---- Dataset records

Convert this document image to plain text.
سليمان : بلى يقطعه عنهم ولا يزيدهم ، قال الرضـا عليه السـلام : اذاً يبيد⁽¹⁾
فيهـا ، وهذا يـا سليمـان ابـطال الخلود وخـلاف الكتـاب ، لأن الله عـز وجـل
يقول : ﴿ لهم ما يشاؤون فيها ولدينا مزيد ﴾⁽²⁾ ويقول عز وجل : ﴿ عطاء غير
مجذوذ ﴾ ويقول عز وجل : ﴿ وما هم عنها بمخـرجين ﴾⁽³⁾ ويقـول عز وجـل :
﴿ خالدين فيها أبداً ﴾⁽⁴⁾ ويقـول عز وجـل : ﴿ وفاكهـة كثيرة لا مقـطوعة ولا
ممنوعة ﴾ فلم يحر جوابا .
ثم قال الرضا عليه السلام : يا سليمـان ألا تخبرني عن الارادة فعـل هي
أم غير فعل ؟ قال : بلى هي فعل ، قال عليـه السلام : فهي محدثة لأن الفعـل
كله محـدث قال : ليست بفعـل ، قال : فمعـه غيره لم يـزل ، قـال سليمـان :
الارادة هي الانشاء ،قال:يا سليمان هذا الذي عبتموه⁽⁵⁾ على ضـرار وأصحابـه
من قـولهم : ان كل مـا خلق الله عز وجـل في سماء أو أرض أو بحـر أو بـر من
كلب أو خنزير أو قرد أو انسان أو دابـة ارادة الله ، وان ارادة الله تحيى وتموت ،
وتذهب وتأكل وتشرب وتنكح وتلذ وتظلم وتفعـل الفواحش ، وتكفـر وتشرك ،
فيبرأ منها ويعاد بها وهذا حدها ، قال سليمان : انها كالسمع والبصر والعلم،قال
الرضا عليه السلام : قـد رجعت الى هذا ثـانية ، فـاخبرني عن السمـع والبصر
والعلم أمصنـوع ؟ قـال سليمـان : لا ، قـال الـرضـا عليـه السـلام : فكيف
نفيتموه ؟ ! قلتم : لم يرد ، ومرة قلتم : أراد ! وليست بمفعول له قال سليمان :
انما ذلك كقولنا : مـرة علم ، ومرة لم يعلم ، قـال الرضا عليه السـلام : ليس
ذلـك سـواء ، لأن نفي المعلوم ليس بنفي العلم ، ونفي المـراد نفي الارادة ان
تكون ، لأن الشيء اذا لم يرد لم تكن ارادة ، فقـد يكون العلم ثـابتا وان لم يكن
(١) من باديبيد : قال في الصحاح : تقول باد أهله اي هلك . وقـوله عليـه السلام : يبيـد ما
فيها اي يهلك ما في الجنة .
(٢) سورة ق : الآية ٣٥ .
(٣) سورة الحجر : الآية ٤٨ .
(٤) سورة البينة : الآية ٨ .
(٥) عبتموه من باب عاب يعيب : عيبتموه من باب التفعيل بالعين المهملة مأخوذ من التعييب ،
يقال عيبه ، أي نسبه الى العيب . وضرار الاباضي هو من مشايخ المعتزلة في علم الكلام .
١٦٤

--------
---- Dataset records

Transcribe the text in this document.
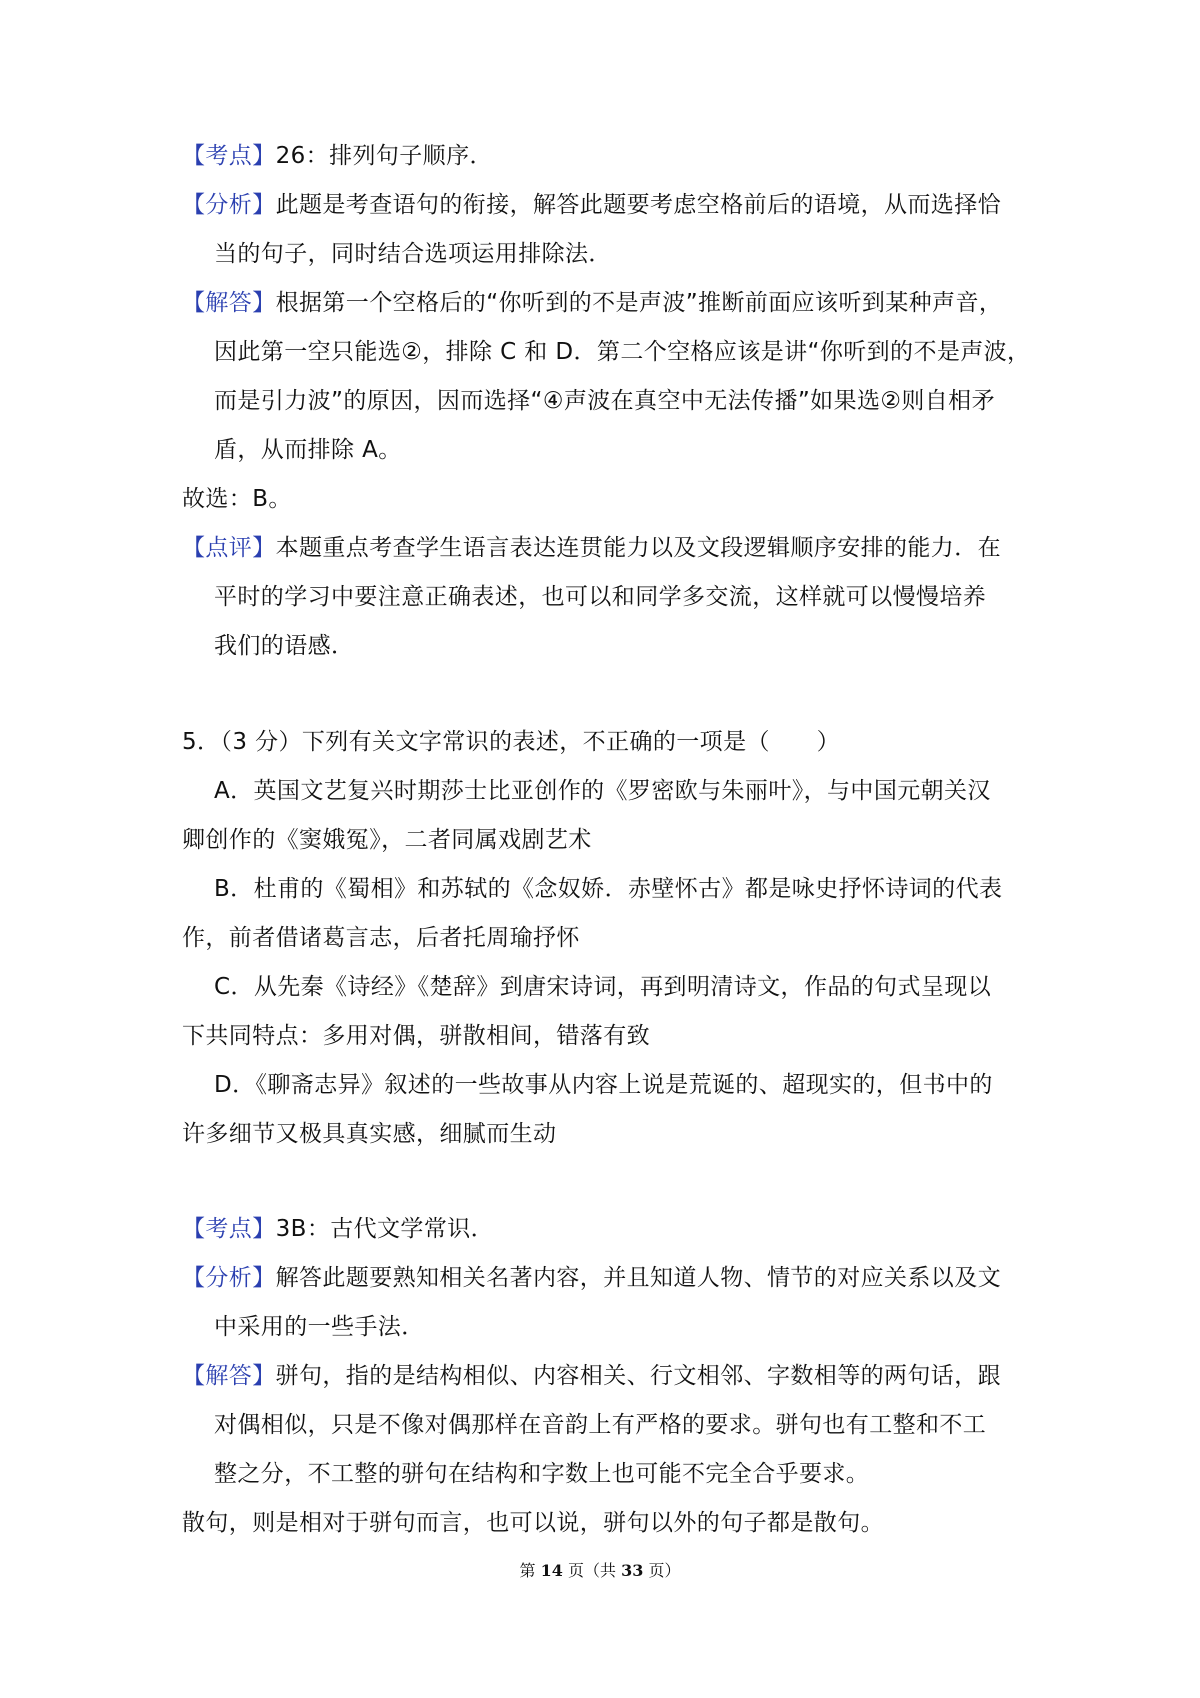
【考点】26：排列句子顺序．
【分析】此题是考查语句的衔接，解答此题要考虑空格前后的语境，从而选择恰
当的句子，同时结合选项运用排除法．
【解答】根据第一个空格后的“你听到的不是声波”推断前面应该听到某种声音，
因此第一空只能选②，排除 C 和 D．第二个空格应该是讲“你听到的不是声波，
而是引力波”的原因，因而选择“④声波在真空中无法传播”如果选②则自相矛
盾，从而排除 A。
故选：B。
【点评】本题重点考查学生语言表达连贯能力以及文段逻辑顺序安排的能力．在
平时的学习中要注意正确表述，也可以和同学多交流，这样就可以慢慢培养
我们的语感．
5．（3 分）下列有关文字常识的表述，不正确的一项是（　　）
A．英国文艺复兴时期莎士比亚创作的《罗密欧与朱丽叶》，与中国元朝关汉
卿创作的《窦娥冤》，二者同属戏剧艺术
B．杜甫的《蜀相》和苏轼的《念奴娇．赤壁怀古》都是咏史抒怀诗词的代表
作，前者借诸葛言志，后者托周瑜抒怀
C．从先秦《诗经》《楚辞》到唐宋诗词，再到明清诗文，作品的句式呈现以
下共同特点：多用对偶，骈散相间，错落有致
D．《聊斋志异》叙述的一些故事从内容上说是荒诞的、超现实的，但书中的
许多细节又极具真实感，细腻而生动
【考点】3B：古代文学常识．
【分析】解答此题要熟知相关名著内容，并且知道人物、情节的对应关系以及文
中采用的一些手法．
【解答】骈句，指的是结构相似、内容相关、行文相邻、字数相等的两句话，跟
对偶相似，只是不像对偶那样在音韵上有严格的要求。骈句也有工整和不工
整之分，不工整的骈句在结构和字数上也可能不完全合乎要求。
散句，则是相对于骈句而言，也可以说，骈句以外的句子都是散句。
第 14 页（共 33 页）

--------

### Task
Return each line among the entries that holds the word "this".

### Finished exercise
Convert this document image to plain text.
Transcribe the text in this document.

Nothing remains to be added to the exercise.